● Problem statement
Extract every line of the material that holds the string "this".

Data entries:
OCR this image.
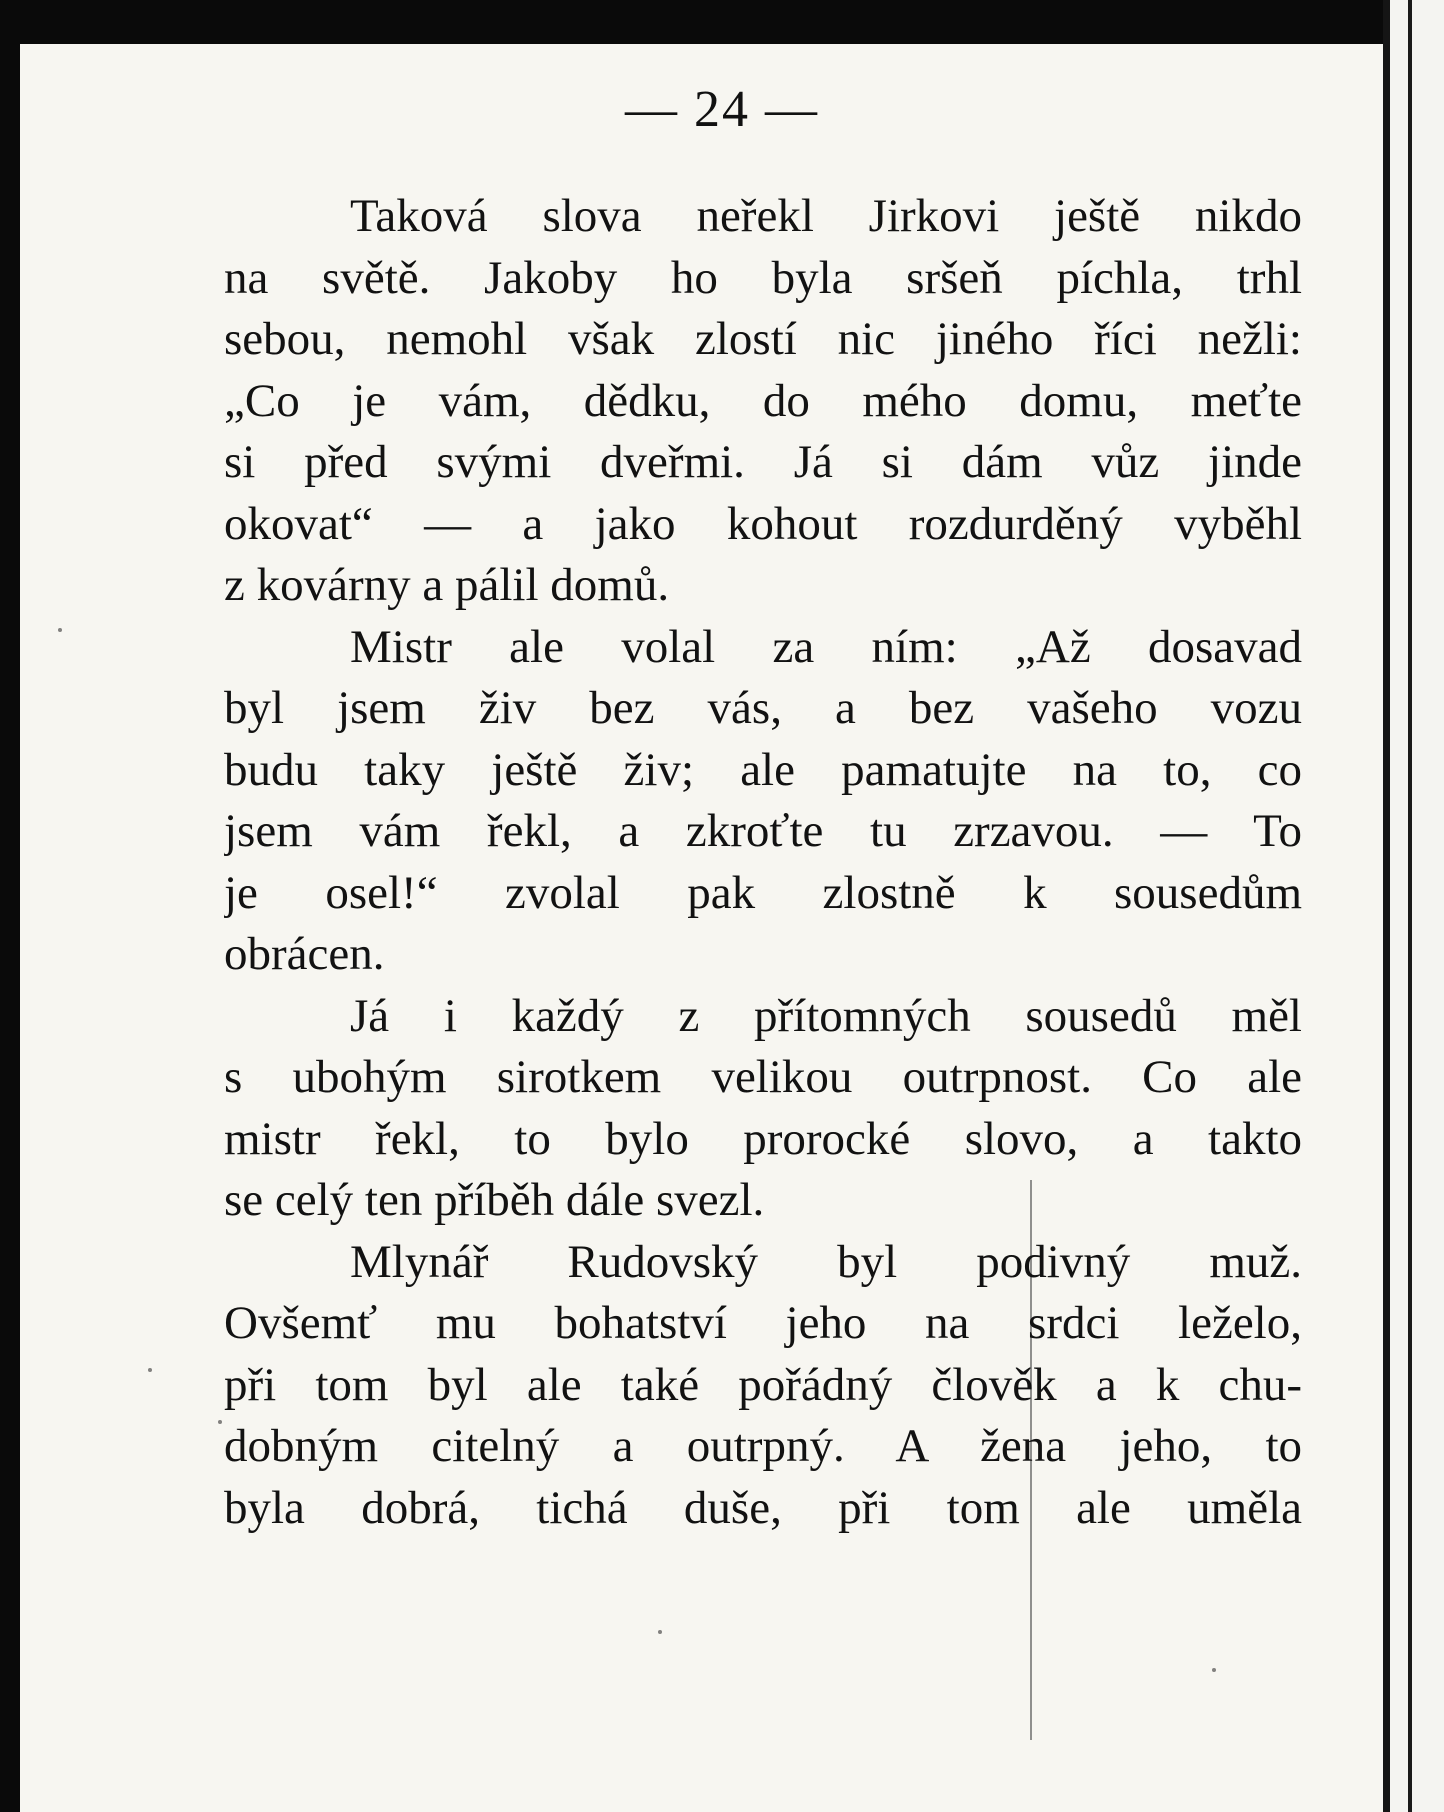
— 24 —
Taková slova neřekl Jirkovi ještě nikdo
na světě. Jakoby ho byla sršeň píchla, trhl
sebou, nemohl však zlostí nic jiného říci nežli:
„Co je vám, dědku, do mého domu, meťte
si před svými dveřmi. Já si dám vůz jinde
okovat“ — a jako kohout rozdurděný vyběhl
z kovárny a pálil domů.
Mistr ale volal za ním: „Až dosavad
byl jsem živ bez vás, a bez vašeho vozu
budu taky ještě živ; ale pamatujte na to, co
jsem vám řekl, a zkroťte tu zrzavou. — To
je osel!“ zvolal pak zlostně k sousedům
obrácen.
Já i každý z přítomných sousedů měl
s ubohým sirotkem velikou outrpnost. Co ale
mistr řekl, to bylo prorocké slovo, a takto
se celý ten příběh dále svezl.
Mlynář Rudovský byl podivný muž.
Ovšemť mu bohatství jeho na srdci leželo,
při tom byl ale také pořádný člověk a k chu-
dobným citelný a outrpný. A žena jeho, to
byla dobrá, tichá duše, při tom ale uměla
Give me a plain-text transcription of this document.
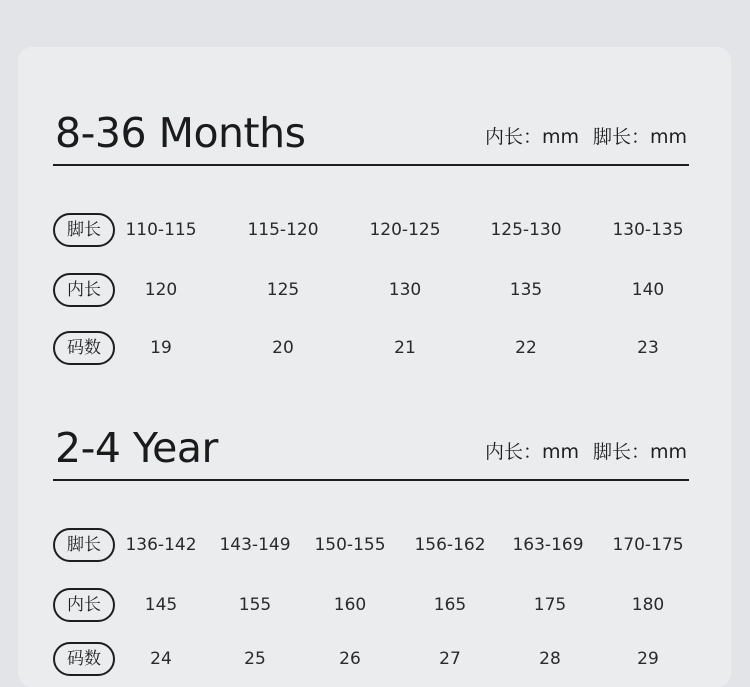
8-36 Months	内长：mm 脚长：mm
脚长	110-115	115-120	120-125	125-130	130-135
内长	120	125	130	135	140
码数	19	20	21	22	23
2-4 Year	内长：mm 脚长：mm
脚长	136-142 143-149 150-155 156-162 163-169 170-175
内长	145	155	160	165	175	180
码数	24	25	26	27	28	29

● Task result
OCR this image.
Give me a plain-text transcription of this document.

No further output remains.